* BEGIN Data for processing *

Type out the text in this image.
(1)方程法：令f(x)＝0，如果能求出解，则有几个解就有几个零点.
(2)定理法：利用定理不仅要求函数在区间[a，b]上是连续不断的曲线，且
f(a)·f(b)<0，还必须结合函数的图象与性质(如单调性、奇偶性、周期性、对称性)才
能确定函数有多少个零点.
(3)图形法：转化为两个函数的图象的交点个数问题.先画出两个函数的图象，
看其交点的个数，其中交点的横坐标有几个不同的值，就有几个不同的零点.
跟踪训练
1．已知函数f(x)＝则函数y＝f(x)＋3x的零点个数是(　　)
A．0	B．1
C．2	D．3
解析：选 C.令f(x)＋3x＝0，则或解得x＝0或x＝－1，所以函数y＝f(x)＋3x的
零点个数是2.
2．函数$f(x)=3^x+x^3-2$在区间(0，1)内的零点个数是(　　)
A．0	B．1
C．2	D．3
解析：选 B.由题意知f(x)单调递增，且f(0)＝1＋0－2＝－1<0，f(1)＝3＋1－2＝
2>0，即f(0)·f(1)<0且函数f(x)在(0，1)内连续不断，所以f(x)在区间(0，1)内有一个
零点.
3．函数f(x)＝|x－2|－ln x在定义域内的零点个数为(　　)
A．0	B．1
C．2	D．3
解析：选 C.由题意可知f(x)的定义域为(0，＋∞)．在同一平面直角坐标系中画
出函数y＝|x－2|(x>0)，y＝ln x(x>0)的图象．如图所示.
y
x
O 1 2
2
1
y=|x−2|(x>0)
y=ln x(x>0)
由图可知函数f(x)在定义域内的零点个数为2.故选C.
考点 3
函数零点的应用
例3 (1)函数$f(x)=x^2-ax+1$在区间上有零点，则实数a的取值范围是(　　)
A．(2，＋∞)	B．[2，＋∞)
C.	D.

* END Data for processing *

● Stated exercise
Using the data above, repeat every line exactly.

● The reply
Type out the text in this image.
(1)方程法：令f(x)＝0，如果能求出解，则有几个解就有几个零点.
(2)定理法：利用定理不仅要求函数在区间[a，b]上是连续不断的曲线，且
f(a)·f(b)<0，还必须结合函数的图象与性质(如单调性、奇偶性、周期性、对称性)才
能确定函数有多少个零点.
(3)图形法：转化为两个函数的图象的交点个数问题.先画出两个函数的图象，
看其交点的个数，其中交点的横坐标有几个不同的值，就有几个不同的零点.
跟踪训练
1．已知函数f(x)＝则函数y＝f(x)＋3x的零点个数是(　　)
A．0	B．1
C．2	D．3
解析：选 C.令f(x)＋3x＝0，则或解得x＝0或x＝－1，所以函数y＝f(x)＋3x的
零点个数是2.
2．函数$f(x)=3^x+x^3-2$在区间(0，1)内的零点个数是(　　)
A．0	B．1
C．2	D．3
解析：选 B.由题意知f(x)单调递增，且f(0)＝1＋0－2＝－1<0，f(1)＝3＋1－2＝
2>0，即f(0)·f(1)<0且函数f(x)在(0，1)内连续不断，所以f(x)在区间(0，1)内有一个
零点.
3．函数f(x)＝|x－2|－ln x在定义域内的零点个数为(　　)
A．0	B．1
C．2	D．3
解析：选 C.由题意可知f(x)的定义域为(0，＋∞)．在同一平面直角坐标系中画
出函数y＝|x－2|(x>0)，y＝ln x(x>0)的图象．如图所示.
y
x
O 1 2
2
1
y=|x−2|(x>0)
y=ln x(x>0)
由图可知函数f(x)在定义域内的零点个数为2.故选C.
考点 3
函数零点的应用
例3 (1)函数$f(x)=x^2-ax+1$在区间上有零点，则实数a的取值范围是(　　)
A．(2，＋∞)	B．[2，＋∞)
C.	D.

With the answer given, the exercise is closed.